_Task brief_: Please quote every line word for word.

_Input material_:
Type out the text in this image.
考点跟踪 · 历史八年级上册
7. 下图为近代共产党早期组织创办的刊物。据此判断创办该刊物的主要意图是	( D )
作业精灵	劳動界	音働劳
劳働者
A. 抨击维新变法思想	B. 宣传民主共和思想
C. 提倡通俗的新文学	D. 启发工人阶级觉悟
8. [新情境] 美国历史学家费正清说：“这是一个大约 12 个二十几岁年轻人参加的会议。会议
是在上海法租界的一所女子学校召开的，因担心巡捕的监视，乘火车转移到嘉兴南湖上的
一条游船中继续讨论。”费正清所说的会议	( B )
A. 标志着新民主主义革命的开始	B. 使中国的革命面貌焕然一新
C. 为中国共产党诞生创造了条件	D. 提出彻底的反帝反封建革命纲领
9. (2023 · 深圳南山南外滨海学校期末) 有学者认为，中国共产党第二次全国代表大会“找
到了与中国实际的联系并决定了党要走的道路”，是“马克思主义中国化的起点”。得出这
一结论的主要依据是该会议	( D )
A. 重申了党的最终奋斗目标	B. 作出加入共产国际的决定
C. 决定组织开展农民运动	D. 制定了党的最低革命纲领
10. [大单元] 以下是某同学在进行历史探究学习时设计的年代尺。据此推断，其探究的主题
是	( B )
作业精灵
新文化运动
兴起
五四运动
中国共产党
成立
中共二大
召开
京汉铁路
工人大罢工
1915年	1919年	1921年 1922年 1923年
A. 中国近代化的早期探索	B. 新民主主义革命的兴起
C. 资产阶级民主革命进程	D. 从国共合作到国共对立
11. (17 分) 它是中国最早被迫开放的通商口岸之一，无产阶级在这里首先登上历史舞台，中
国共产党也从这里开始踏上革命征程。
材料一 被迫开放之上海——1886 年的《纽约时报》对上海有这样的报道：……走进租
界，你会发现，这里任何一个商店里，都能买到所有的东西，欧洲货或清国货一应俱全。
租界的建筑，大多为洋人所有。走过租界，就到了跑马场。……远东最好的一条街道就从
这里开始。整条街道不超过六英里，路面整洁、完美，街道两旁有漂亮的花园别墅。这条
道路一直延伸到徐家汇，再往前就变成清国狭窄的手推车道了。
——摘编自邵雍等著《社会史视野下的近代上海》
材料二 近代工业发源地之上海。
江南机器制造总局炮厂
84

_Answer to the exercise_:
Type out the text in this image.
考点跟踪 · 历史八年级上册
7. 下图为近代共产党早期组织创办的刊物。据此判断创办该刊物的主要意图是	( D )
作业精灵	劳動界	音働劳
劳働者
A. 抨击维新变法思想	B. 宣传民主共和思想
C. 提倡通俗的新文学	D. 启发工人阶级觉悟
8. [新情境] 美国历史学家费正清说：“这是一个大约 12 个二十几岁年轻人参加的会议。会议
是在上海法租界的一所女子学校召开的，因担心巡捕的监视，乘火车转移到嘉兴南湖上的
一条游船中继续讨论。”费正清所说的会议	( B )
A. 标志着新民主主义革命的开始	B. 使中国的革命面貌焕然一新
C. 为中国共产党诞生创造了条件	D. 提出彻底的反帝反封建革命纲领
9. (2023 · 深圳南山南外滨海学校期末) 有学者认为，中国共产党第二次全国代表大会“找
到了与中国实际的联系并决定了党要走的道路”，是“马克思主义中国化的起点”。得出这
一结论的主要依据是该会议	( D )
A. 重申了党的最终奋斗目标	B. 作出加入共产国际的决定
C. 决定组织开展农民运动	D. 制定了党的最低革命纲领
10. [大单元] 以下是某同学在进行历史探究学习时设计的年代尺。据此推断，其探究的主题
是	( B )
作业精灵
新文化运动
兴起
五四运动
中国共产党
成立
中共二大
召开
京汉铁路
工人大罢工
1915年	1919年	1921年 1922年 1923年
A. 中国近代化的早期探索	B. 新民主主义革命的兴起
C. 资产阶级民主革命进程	D. 从国共合作到国共对立
11. (17 分) 它是中国最早被迫开放的通商口岸之一，无产阶级在这里首先登上历史舞台，中
国共产党也从这里开始踏上革命征程。
材料一 被迫开放之上海——1886 年的《纽约时报》对上海有这样的报道：……走进租
界，你会发现，这里任何一个商店里，都能买到所有的东西，欧洲货或清国货一应俱全。
租界的建筑，大多为洋人所有。走过租界，就到了跑马场。……远东最好的一条街道就从
这里开始。整条街道不超过六英里，路面整洁、完美，街道两旁有漂亮的花园别墅。这条
道路一直延伸到徐家汇，再往前就变成清国狭窄的手推车道了。
——摘编自邵雍等著《社会史视野下的近代上海》
材料二 近代工业发源地之上海。
江南机器制造总局炮厂
84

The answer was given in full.